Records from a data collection

■ ■ ■ ■ ■ ■ ■

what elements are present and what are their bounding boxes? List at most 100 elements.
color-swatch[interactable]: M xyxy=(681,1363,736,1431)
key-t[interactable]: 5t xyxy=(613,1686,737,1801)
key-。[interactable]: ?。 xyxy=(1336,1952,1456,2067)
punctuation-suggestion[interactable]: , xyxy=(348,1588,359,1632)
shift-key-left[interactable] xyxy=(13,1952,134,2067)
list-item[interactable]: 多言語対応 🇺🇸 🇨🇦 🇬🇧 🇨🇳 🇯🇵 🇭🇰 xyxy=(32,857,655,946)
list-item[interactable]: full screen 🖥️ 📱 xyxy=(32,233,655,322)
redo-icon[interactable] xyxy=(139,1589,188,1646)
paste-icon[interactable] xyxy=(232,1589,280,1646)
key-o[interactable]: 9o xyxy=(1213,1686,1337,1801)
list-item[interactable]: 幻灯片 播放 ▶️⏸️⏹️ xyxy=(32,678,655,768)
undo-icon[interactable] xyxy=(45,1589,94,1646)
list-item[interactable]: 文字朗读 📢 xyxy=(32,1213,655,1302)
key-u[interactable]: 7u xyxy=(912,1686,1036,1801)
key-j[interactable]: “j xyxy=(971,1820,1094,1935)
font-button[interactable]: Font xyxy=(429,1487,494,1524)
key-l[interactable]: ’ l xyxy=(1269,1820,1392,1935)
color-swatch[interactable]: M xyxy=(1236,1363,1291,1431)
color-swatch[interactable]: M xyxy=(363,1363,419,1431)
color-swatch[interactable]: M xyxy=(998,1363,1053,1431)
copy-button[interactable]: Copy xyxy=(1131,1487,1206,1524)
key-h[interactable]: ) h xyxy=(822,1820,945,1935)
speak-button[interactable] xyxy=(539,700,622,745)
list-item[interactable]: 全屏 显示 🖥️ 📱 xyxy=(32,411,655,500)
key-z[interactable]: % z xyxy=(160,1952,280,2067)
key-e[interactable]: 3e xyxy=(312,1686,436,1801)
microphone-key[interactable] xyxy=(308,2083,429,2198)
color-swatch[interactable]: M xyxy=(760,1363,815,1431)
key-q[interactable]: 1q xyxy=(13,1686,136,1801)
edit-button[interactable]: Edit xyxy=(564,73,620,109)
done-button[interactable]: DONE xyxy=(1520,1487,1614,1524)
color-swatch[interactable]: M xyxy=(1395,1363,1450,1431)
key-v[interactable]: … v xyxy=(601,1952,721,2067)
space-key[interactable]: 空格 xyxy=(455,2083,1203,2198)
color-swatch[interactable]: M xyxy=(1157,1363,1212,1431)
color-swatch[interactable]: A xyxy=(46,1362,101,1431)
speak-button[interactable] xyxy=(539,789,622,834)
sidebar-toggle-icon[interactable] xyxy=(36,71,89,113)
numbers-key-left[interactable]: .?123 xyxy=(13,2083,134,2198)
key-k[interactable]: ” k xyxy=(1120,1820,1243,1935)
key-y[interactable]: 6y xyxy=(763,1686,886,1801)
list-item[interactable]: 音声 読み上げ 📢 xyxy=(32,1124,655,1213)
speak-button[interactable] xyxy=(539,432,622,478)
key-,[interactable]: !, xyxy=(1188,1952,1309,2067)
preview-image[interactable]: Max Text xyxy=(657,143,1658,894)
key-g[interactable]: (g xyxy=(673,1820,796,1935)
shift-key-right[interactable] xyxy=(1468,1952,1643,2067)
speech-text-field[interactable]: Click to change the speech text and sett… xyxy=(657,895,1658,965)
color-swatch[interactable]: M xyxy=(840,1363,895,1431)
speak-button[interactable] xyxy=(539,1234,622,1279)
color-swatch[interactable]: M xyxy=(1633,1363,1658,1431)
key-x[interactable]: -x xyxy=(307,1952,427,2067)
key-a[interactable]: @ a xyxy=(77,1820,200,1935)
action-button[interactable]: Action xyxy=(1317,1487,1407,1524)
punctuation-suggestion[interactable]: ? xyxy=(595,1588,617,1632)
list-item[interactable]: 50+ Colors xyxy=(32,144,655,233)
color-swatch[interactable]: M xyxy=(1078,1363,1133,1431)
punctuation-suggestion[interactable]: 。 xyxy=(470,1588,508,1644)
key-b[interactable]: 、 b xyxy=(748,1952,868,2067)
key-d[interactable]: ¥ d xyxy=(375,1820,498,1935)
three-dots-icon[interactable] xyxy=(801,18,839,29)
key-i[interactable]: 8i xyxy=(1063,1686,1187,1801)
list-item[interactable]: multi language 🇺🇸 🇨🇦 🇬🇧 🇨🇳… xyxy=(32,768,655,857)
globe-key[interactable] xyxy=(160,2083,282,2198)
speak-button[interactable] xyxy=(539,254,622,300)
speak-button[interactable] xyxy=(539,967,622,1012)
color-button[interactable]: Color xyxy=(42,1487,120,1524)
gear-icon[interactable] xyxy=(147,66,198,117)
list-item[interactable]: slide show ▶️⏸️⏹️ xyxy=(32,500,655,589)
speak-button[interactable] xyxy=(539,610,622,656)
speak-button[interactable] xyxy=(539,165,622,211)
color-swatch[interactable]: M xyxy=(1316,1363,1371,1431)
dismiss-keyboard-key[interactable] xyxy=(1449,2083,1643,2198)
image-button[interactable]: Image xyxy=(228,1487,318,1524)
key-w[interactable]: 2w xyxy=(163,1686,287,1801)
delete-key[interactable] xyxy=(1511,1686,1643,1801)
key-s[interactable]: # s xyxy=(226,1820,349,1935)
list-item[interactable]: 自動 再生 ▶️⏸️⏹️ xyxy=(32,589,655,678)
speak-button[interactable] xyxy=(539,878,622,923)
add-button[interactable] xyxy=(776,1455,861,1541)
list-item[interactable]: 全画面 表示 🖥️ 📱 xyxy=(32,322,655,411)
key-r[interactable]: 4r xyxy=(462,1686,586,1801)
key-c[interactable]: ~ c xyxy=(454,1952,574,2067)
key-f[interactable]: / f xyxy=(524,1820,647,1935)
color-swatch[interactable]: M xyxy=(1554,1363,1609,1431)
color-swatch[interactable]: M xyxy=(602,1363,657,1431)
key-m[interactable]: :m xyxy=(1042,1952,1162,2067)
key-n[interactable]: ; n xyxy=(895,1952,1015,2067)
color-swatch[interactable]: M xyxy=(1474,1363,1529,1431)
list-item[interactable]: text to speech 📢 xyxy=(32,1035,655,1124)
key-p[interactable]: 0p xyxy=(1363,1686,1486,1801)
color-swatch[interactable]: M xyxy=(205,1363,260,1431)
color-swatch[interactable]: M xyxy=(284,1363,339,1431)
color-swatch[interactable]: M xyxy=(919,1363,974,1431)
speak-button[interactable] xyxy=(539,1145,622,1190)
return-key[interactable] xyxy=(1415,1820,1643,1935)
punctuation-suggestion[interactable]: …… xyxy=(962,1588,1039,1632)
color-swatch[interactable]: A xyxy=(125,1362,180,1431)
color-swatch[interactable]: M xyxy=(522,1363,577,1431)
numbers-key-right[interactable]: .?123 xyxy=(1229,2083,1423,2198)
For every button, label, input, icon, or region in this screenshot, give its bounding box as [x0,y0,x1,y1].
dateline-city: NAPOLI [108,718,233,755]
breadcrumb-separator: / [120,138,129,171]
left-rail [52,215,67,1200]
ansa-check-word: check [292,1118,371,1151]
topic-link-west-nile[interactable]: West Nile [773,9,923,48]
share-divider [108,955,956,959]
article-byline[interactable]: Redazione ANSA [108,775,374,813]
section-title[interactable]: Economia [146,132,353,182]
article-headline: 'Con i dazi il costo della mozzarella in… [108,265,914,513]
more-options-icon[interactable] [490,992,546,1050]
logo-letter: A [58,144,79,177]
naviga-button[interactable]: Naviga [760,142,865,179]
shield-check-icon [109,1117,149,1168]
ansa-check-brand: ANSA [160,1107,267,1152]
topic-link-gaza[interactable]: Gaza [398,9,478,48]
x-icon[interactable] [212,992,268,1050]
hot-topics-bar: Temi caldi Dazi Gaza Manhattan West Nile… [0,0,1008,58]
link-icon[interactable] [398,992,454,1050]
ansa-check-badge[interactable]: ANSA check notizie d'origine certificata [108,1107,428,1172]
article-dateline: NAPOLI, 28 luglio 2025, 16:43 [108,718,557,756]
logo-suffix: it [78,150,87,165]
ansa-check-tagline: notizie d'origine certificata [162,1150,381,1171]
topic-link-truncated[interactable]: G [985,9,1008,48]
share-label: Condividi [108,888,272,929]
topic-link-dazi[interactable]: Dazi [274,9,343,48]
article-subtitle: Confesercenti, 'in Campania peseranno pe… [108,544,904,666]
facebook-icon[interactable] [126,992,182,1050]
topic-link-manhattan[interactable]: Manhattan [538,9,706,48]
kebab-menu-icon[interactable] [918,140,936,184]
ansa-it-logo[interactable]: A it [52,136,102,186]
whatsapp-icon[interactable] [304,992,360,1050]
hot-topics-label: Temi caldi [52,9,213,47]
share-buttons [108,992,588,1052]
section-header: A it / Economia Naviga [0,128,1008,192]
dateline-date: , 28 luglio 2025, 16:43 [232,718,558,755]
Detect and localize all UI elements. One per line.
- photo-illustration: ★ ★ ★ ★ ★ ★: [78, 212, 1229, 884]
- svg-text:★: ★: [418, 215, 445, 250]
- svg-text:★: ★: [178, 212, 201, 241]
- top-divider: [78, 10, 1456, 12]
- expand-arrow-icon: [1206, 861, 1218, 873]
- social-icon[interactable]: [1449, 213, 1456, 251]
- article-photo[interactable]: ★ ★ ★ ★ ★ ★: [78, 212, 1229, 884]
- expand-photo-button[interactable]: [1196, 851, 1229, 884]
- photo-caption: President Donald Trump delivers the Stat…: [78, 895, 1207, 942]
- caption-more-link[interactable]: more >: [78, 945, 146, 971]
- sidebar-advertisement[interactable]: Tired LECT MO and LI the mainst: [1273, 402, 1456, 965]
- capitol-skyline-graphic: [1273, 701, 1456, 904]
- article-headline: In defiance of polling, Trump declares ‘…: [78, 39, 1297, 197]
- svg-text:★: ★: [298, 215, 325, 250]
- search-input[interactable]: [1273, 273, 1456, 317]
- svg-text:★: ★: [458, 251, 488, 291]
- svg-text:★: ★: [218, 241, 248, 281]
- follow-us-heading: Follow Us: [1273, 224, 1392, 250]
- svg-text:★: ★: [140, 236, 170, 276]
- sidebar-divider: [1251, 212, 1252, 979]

■ ■ ■ ■ ■ ■ ■

◆ **REQUIRED TASK**: Convert the material, from its first line through the line containing "redo-icon[interactable] xyxy=(139,1589,188,1646)", inclusive, into a Markdown table with the columns Row and Line. Leave out any blank lines.

◆ **ANSWER FOR THIS EXERCISE**:
| Row | Line |
|---|---|
| 1 | what elements are present and what are their bounding boxes? List at most 100 elements. |
| 2 | color-swatch[interactable]: M xyxy=(681,1363,736,1431) |
| 3 | key-t[interactable]: 5t xyxy=(613,1686,737,1801) |
| 4 | key-。[interactable]: ?。 xyxy=(1336,1952,1456,2067) |
| 5 | punctuation-suggestion[interactable]: , xyxy=(348,1588,359,1632) |
| 6 | shift-key-left[interactable] xyxy=(13,1952,134,2067) |
| 7 | list-item[interactable]: 多言語対応 🇺🇸 🇨🇦 🇬🇧 🇨🇳 🇯🇵 🇭🇰 xyxy=(32,857,655,946) |
| 8 | list-item[interactable]: full screen 🖥️ 📱 xyxy=(32,233,655,322) |
| 9 | redo-icon[interactable] xyxy=(139,1589,188,1646) |